DIRECTIONS FOR THIS TASK: Each line of the material should be output exactly as shown.

RECORDS SUPPLIED:
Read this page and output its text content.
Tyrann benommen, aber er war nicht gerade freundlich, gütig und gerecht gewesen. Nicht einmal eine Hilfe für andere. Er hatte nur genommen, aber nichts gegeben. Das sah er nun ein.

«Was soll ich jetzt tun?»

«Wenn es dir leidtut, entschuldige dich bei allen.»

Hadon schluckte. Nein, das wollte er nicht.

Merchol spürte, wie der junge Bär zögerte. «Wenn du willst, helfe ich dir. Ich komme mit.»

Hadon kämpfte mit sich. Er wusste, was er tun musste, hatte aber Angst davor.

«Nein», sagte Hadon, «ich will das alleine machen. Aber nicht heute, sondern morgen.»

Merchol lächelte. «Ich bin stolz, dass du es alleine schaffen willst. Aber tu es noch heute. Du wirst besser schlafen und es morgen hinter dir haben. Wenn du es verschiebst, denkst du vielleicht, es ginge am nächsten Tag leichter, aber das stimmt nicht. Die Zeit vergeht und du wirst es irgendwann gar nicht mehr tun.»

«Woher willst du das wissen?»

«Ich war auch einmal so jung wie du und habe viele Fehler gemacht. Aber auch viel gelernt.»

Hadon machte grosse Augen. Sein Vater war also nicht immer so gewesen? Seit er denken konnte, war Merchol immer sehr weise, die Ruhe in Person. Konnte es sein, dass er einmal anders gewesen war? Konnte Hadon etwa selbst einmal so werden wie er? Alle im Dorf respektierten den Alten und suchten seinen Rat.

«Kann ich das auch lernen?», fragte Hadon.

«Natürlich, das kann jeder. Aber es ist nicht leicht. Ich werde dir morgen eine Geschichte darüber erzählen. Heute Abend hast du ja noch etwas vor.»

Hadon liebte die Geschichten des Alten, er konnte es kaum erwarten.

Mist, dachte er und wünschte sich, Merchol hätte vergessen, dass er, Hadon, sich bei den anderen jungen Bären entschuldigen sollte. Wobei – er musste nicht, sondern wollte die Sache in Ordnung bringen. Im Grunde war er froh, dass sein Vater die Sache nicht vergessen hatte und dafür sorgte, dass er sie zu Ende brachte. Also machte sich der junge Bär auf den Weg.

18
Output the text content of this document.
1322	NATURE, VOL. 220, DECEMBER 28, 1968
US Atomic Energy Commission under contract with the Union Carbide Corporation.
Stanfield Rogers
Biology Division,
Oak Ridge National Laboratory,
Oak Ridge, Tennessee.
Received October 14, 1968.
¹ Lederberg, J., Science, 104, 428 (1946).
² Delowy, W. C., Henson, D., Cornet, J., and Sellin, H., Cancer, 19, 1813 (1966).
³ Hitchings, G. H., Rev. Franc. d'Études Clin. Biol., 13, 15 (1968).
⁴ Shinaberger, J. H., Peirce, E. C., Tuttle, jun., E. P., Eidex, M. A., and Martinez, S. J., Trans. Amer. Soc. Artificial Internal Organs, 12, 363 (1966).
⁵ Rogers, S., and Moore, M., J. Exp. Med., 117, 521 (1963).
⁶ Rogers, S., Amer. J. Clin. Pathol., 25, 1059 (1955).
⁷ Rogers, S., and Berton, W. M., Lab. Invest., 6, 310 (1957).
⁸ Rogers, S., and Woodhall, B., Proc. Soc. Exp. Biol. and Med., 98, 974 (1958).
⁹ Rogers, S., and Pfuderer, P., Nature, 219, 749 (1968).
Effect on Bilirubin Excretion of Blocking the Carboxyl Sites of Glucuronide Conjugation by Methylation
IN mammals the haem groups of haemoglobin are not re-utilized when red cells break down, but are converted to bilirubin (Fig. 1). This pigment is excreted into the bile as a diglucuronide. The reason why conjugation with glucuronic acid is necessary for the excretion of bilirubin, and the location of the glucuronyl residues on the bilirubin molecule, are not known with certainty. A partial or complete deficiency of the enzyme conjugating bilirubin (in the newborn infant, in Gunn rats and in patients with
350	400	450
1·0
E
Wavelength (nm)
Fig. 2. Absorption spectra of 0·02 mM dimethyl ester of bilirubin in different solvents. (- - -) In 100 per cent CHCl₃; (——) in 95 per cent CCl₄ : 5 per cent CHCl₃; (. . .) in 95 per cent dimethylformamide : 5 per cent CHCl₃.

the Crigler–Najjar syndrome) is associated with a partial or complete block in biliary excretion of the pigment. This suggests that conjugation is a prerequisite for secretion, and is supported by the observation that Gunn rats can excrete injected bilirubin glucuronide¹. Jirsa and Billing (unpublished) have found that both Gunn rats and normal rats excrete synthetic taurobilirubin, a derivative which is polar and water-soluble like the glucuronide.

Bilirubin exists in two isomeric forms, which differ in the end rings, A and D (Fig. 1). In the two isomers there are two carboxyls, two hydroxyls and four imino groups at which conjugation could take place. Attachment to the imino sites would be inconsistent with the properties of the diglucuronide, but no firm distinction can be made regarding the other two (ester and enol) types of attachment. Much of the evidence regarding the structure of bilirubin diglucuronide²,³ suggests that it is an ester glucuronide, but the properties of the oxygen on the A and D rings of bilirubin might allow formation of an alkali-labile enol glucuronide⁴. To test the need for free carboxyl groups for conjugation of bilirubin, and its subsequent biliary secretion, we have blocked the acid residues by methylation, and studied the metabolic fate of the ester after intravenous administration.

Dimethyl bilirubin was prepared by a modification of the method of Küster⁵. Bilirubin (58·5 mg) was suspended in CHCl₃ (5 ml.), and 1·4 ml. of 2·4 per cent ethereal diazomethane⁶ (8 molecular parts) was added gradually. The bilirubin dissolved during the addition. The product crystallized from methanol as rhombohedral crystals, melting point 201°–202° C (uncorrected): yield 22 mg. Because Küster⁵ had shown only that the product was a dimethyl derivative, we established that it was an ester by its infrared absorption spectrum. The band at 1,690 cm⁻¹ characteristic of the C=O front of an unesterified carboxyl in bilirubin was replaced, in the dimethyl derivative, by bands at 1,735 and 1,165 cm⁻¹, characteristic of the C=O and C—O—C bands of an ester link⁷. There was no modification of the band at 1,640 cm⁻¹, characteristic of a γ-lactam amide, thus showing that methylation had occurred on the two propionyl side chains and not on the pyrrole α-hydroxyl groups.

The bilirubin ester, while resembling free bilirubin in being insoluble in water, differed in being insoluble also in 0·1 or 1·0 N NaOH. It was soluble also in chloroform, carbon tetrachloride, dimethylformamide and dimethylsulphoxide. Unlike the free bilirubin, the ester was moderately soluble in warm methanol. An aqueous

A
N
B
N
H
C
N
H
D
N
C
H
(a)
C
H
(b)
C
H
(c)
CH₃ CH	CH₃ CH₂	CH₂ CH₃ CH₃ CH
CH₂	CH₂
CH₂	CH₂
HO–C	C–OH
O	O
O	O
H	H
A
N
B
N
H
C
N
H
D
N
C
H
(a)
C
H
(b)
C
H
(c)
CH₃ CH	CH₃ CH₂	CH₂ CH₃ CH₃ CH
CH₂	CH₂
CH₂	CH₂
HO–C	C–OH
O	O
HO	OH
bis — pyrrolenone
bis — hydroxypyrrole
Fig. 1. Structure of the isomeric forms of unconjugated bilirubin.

ANSWER BOX:
Read this page and output its text content.
Tyrann benommen, aber er war nicht gerade freundlich, gütig und gerecht gewesen. Nicht einmal eine Hilfe für andere. Er hatte nur genommen, aber nichts gegeben. Das sah er nun ein.

«Was soll ich jetzt tun?»

«Wenn es dir leidtut, entschuldige dich bei allen.»

Hadon schluckte. Nein, das wollte er nicht.

Merchol spürte, wie der junge Bär zögerte. «Wenn du willst, helfe ich dir. Ich komme mit.»

Hadon kämpfte mit sich. Er wusste, was er tun musste, hatte aber Angst davor.

«Nein», sagte Hadon, «ich will das alleine machen. Aber nicht heute, sondern morgen.»

Merchol lächelte. «Ich bin stolz, dass du es alleine schaffen willst. Aber tu es noch heute. Du wirst besser schlafen und es morgen hinter dir haben. Wenn du es verschiebst, denkst du vielleicht, es ginge am nächsten Tag leichter, aber das stimmt nicht. Die Zeit vergeht und du wirst es irgendwann gar nicht mehr tun.»

«Woher willst du das wissen?»

«Ich war auch einmal so jung wie du und habe viele Fehler gemacht. Aber auch viel gelernt.»

Hadon machte grosse Augen. Sein Vater war also nicht immer so gewesen? Seit er denken konnte, war Merchol immer sehr weise, die Ruhe in Person. Konnte es sein, dass er einmal anders gewesen war? Konnte Hadon etwa selbst einmal so werden wie er? Alle im Dorf respektierten den Alten und suchten seinen Rat.

«Kann ich das auch lernen?», fragte Hadon.

«Natürlich, das kann jeder. Aber es ist nicht leicht. Ich werde dir morgen eine Geschichte darüber erzählen. Heute Abend hast du ja noch etwas vor.»

Hadon liebte die Geschichten des Alten, er konnte es kaum erwarten.

Mist, dachte er und wünschte sich, Merchol hätte vergessen, dass er, Hadon, sich bei den anderen jungen Bären entschuldigen sollte. Wobei – er musste nicht, sondern wollte die Sache in Ordnung bringen. Im Grunde war er froh, dass sein Vater die Sache nicht vergessen hatte und dafür sorgte, dass er sie zu Ende brachte. Also machte sich der junge Bär auf den Weg.

18
Output the text content of this document.
1322	NATURE, VOL. 220, DECEMBER 28, 1968
US Atomic Energy Commission under contract with the Union Carbide Corporation.
Stanfield Rogers
Biology Division,
Oak Ridge National Laboratory,
Oak Ridge, Tennessee.
Received October 14, 1968.
¹ Lederberg, J., Science, 104, 428 (1946).
² Delowy, W. C., Henson, D., Cornet, J., and Sellin, H., Cancer, 19, 1813 (1966).
³ Hitchings, G. H., Rev. Franc. d'Études Clin. Biol., 13, 15 (1968).
⁴ Shinaberger, J. H., Peirce, E. C., Tuttle, jun., E. P., Eidex, M. A., and Martinez, S. J., Trans. Amer. Soc. Artificial Internal Organs, 12, 363 (1966).
⁵ Rogers, S., and Moore, M., J. Exp. Med., 117, 521 (1963).
⁶ Rogers, S., Amer. J. Clin. Pathol., 25, 1059 (1955).
⁷ Rogers, S., and Berton, W. M., Lab. Invest., 6, 310 (1957).
⁸ Rogers, S., and Woodhall, B., Proc. Soc. Exp. Biol. and Med., 98, 974 (1958).
⁹ Rogers, S., and Pfuderer, P., Nature, 219, 749 (1968).
Effect on Bilirubin Excretion of Blocking the Carboxyl Sites of Glucuronide Conjugation by Methylation
IN mammals the haem groups of haemoglobin are not re-utilized when red cells break down, but are converted to bilirubin (Fig. 1). This pigment is excreted into the bile as a diglucuronide. The reason why conjugation with glucuronic acid is necessary for the excretion of bilirubin, and the location of the glucuronyl residues on the bilirubin molecule, are not known with certainty. A partial or complete deficiency of the enzyme conjugating bilirubin (in the newborn infant, in Gunn rats and in patients with
350	400	450
1·0
E
Wavelength (nm)
Fig. 2. Absorption spectra of 0·02 mM dimethyl ester of bilirubin in different solvents. (- - -) In 100 per cent CHCl₃; (——) in 95 per cent CCl₄ : 5 per cent CHCl₃; (. . .) in 95 per cent dimethylformamide : 5 per cent CHCl₃.

the Crigler–Najjar syndrome) is associated with a partial or complete block in biliary excretion of the pigment. This suggests that conjugation is a prerequisite for secretion, and is supported by the observation that Gunn rats can excrete injected bilirubin glucuronide¹. Jirsa and Billing (unpublished) have found that both Gunn rats and normal rats excrete synthetic taurobilirubin, a derivative which is polar and water-soluble like the glucuronide.

Bilirubin exists in two isomeric forms, which differ in the end rings, A and D (Fig. 1). In the two isomers there are two carboxyls, two hydroxyls and four imino groups at which conjugation could take place. Attachment to the imino sites would be inconsistent with the properties of the diglucuronide, but no firm distinction can be made regarding the other two (ester and enol) types of attachment. Much of the evidence regarding the structure of bilirubin diglucuronide²,³ suggests that it is an ester glucuronide, but the properties of the oxygen on the A and D rings of bilirubin might allow formation of an alkali-labile enol glucuronide⁴. To test the need for free carboxyl groups for conjugation of bilirubin, and its subsequent biliary secretion, we have blocked the acid residues by methylation, and studied the metabolic fate of the ester after intravenous administration.

Dimethyl bilirubin was prepared by a modification of the method of Küster⁵. Bilirubin (58·5 mg) was suspended in CHCl₃ (5 ml.), and 1·4 ml. of 2·4 per cent ethereal diazomethane⁶ (8 molecular parts) was added gradually. The bilirubin dissolved during the addition. The product crystallized from methanol as rhombohedral crystals, melting point 201°–202° C (uncorrected): yield 22 mg. Because Küster⁵ had shown only that the product was a dimethyl derivative, we established that it was an ester by its infrared absorption spectrum. The band at 1,690 cm⁻¹ characteristic of the C=O front of an unesterified carboxyl in bilirubin was replaced, in the dimethyl derivative, by bands at 1,735 and 1,165 cm⁻¹, characteristic of the C=O and C—O—C bands of an ester link⁷. There was no modification of the band at 1,640 cm⁻¹, characteristic of a γ-lactam amide, thus showing that methylation had occurred on the two propionyl side chains and not on the pyrrole α-hydroxyl groups.

The bilirubin ester, while resembling free bilirubin in being insoluble in water, differed in being insoluble also in 0·1 or 1·0 N NaOH. It was soluble also in chloroform, carbon tetrachloride, dimethylformamide and dimethylsulphoxide. Unlike the free bilirubin, the ester was moderately soluble in warm methanol. An aqueous

A
N
B
N
H
C
N
H
D
N
C
H
(a)
C
H
(b)
C
H
(c)
CH₃ CH	CH₃ CH₂	CH₂ CH₃ CH₃ CH
CH₂	CH₂
CH₂	CH₂
HO–C	C–OH
O	O
O	O
H	H
A
N
B
N
H
C
N
H
D
N
C
H
(a)
C
H
(b)
C
H
(c)
CH₃ CH	CH₃ CH₂	CH₂ CH₃ CH₃ CH
CH₂	CH₂
CH₂	CH₂
HO–C	C–OH
O	O
HO	OH
bis — pyrrolenone
bis — hydroxypyrrole
Fig. 1. Structure of the isomeric forms of unconjugated bilirubin.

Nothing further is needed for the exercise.